Aim — Select and copy out every line in the records containing "text".

Exercise material —
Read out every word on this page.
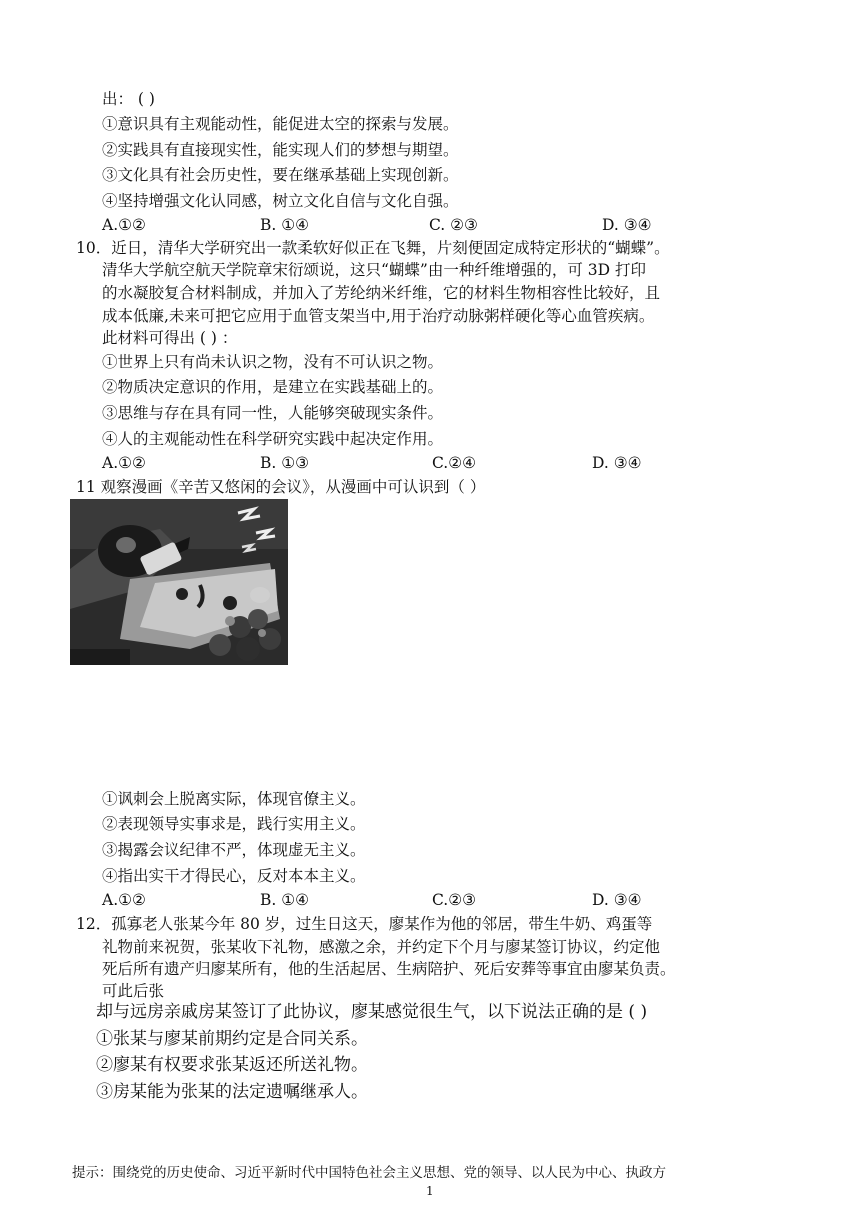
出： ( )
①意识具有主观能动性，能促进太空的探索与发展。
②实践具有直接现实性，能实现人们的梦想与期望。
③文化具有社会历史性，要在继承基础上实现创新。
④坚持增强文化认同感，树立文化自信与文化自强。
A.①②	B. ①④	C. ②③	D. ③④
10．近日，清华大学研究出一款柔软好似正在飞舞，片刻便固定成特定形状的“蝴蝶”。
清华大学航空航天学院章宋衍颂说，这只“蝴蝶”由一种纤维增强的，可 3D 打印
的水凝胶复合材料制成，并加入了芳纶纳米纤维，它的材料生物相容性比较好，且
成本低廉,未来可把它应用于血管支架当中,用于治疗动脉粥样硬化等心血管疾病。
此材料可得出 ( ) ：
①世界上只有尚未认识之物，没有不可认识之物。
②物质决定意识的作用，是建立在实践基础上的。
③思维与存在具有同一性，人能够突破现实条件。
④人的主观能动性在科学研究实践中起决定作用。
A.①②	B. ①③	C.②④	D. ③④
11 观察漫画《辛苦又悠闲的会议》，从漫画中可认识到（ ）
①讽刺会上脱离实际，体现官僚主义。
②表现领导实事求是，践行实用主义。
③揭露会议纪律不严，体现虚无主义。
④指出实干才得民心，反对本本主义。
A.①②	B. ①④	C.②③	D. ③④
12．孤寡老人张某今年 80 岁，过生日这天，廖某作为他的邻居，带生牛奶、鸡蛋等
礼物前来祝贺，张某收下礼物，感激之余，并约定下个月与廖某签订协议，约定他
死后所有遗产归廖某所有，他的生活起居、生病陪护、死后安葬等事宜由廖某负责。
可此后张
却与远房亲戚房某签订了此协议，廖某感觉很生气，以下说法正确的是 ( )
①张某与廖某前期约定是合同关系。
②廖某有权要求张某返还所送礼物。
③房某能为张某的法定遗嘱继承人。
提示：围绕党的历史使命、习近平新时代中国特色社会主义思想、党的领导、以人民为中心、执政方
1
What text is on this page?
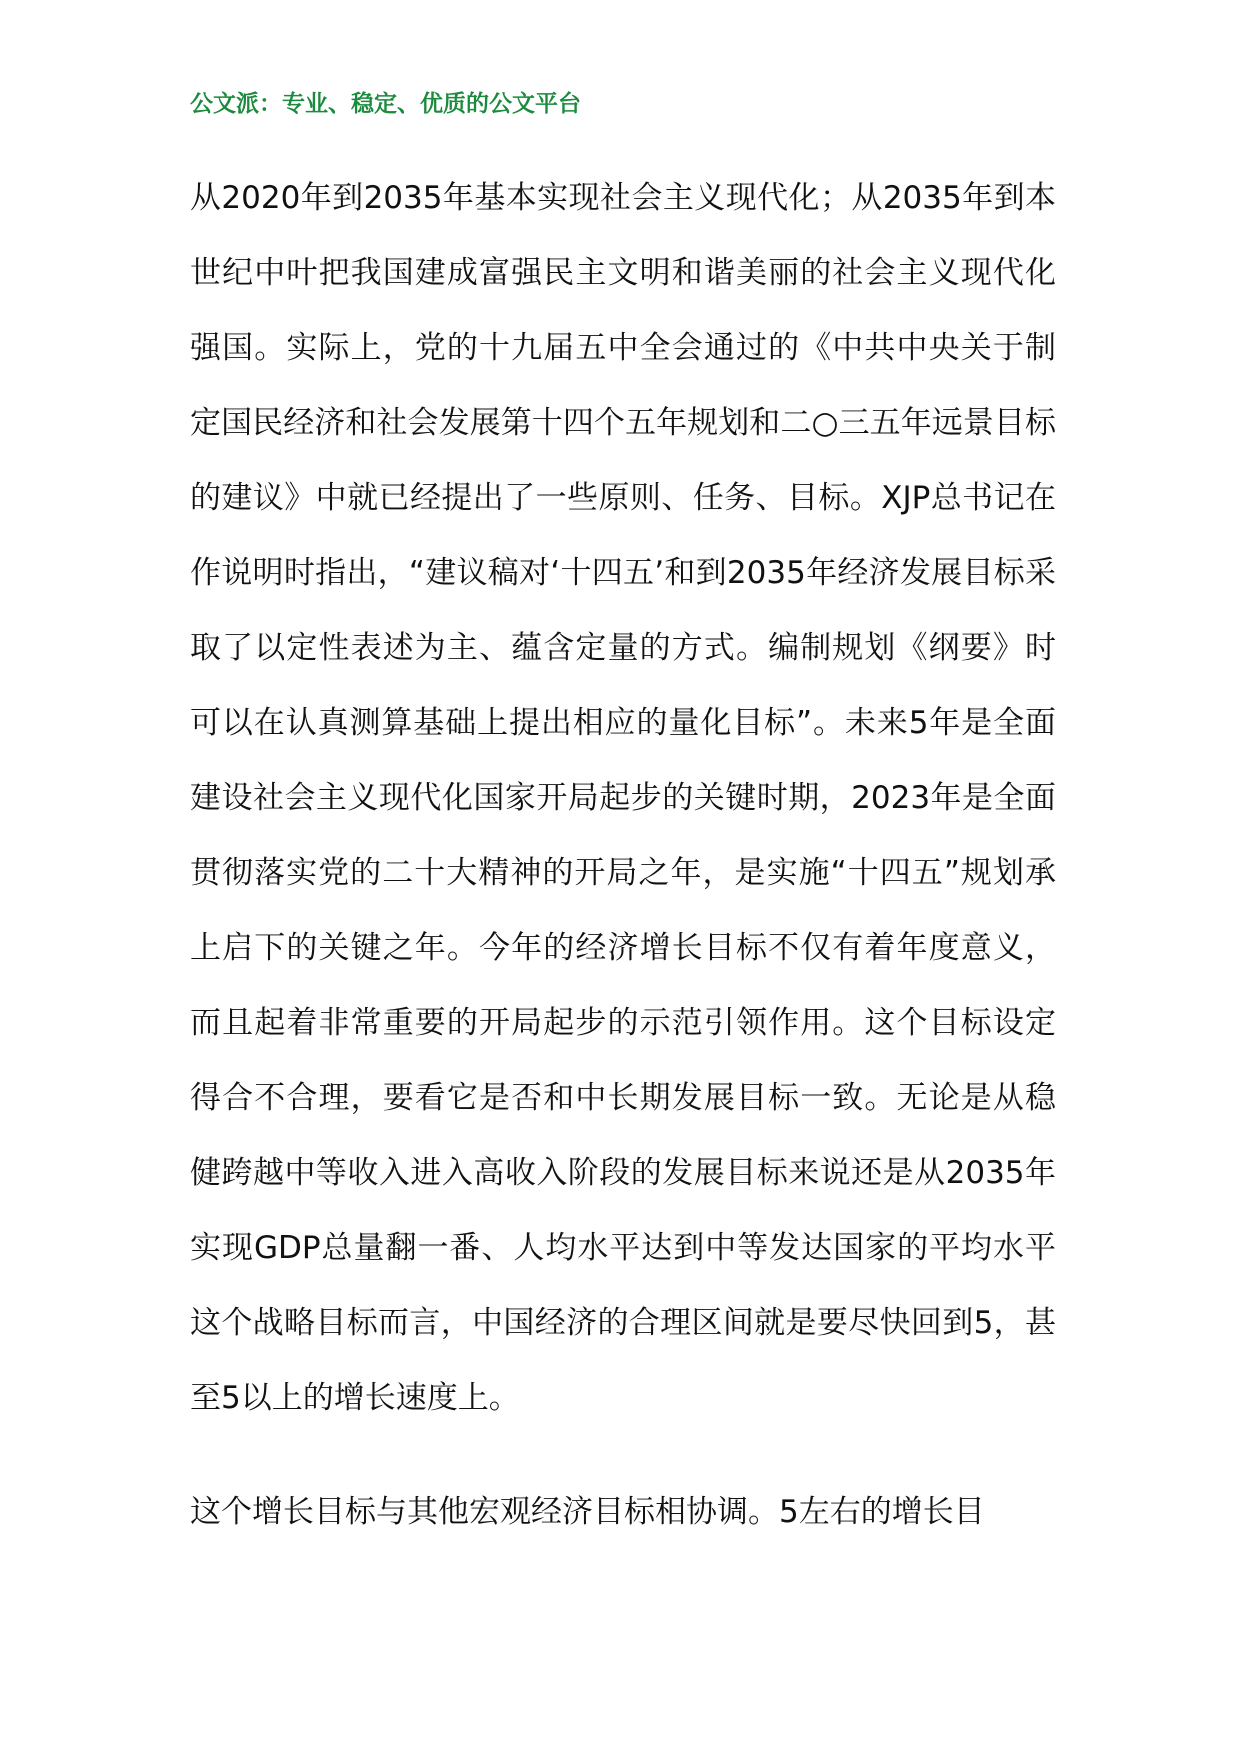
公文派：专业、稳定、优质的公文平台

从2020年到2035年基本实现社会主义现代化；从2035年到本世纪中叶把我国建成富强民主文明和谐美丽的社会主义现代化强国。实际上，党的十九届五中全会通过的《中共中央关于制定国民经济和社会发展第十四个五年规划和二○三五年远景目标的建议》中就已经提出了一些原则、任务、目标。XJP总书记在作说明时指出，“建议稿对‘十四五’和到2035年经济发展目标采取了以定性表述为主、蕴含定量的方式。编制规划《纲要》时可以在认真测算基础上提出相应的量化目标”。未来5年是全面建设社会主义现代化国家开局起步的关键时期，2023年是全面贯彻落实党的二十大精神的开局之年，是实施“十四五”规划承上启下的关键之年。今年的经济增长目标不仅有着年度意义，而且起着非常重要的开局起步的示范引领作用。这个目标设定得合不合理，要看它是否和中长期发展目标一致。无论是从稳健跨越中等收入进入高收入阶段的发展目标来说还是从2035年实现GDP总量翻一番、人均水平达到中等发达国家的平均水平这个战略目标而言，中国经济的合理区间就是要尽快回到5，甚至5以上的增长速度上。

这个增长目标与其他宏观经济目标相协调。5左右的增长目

---

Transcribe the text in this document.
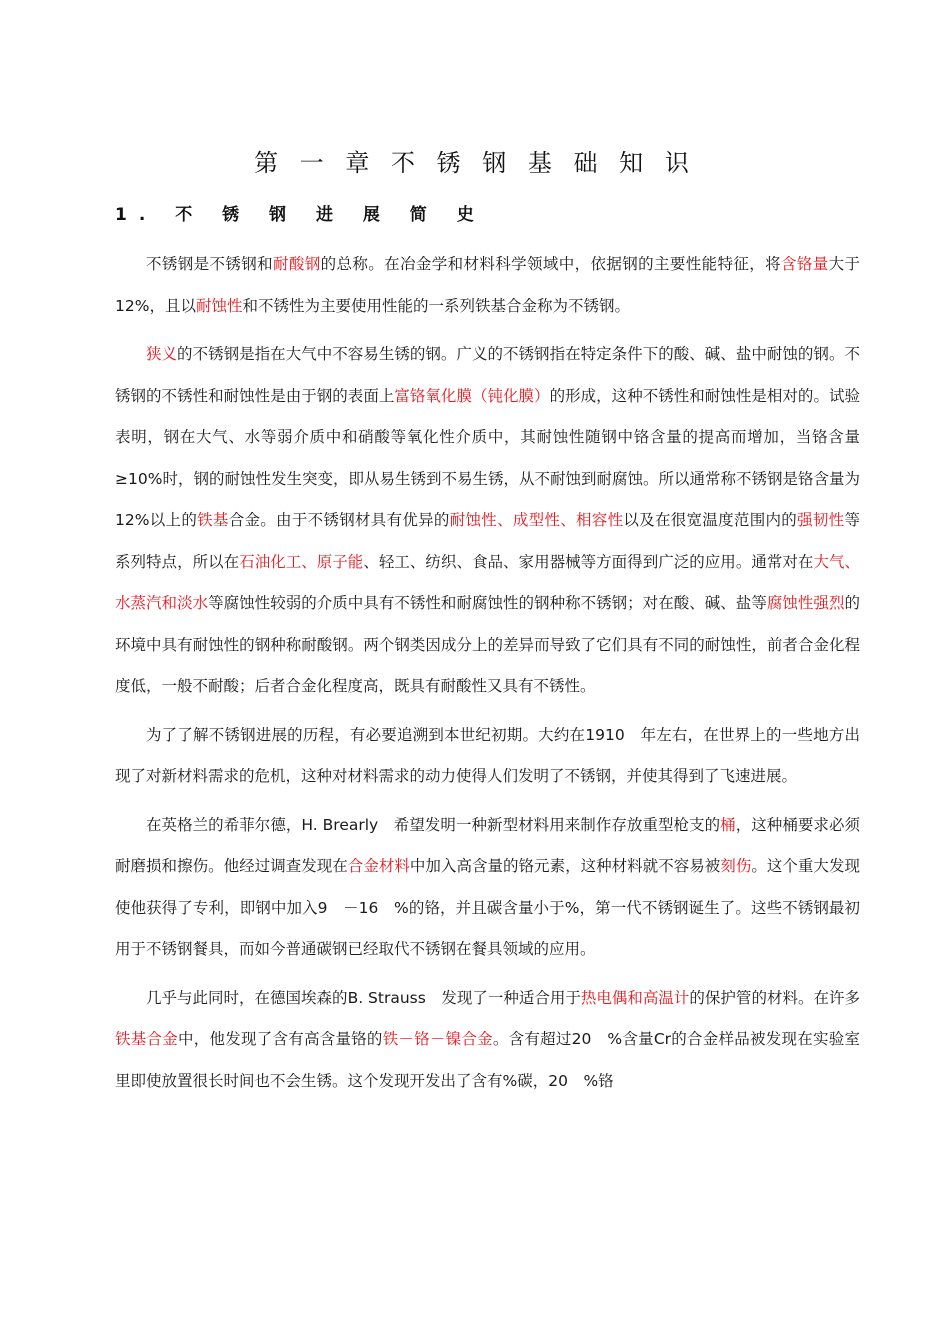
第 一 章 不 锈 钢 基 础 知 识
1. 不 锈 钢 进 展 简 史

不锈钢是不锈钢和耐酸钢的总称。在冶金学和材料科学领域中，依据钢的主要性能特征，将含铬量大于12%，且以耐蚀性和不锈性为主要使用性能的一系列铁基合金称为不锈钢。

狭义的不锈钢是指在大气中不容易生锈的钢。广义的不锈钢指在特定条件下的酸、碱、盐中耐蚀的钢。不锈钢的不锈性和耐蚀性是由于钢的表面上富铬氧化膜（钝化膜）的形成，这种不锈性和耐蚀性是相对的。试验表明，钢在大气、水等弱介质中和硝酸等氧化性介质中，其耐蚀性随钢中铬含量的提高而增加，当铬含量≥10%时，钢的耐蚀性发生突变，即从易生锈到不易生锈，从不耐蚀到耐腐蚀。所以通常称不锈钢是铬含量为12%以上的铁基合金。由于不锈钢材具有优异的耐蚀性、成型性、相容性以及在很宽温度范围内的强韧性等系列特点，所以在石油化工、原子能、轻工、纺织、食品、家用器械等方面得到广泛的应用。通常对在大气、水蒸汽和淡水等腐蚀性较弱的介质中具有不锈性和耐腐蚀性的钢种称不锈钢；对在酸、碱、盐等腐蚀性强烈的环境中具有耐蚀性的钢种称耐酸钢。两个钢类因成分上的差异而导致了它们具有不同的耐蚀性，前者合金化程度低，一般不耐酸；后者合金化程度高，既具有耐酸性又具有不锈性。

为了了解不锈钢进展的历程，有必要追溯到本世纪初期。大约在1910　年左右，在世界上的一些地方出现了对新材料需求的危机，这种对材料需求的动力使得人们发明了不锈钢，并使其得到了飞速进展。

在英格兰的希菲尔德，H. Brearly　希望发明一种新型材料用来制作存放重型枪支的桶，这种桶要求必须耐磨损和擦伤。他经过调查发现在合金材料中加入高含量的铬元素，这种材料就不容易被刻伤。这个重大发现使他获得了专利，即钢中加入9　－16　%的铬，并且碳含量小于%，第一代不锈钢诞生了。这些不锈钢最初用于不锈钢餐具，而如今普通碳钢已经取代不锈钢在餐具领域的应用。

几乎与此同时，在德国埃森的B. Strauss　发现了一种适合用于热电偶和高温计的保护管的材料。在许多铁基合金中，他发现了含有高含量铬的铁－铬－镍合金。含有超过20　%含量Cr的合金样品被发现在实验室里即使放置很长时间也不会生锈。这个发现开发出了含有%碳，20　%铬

--

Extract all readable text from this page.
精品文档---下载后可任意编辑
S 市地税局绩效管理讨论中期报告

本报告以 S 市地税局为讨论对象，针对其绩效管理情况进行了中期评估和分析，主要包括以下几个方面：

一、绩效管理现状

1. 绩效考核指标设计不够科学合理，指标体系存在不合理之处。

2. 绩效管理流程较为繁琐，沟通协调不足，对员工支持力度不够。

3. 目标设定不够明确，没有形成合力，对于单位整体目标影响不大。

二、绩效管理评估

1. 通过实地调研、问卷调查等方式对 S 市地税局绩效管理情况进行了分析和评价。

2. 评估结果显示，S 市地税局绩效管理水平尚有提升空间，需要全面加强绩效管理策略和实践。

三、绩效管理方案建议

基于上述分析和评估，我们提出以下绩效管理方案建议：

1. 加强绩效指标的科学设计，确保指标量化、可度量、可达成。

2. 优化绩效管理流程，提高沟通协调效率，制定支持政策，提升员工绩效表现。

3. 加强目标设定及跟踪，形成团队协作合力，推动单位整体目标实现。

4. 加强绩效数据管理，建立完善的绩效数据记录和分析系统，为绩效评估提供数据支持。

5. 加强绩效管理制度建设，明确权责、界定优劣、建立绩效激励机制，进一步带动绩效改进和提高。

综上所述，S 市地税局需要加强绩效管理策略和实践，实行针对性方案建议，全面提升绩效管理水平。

Solved problem —
What text is on this page?
Transcribe the text in this document.
Extract all readable text from this page.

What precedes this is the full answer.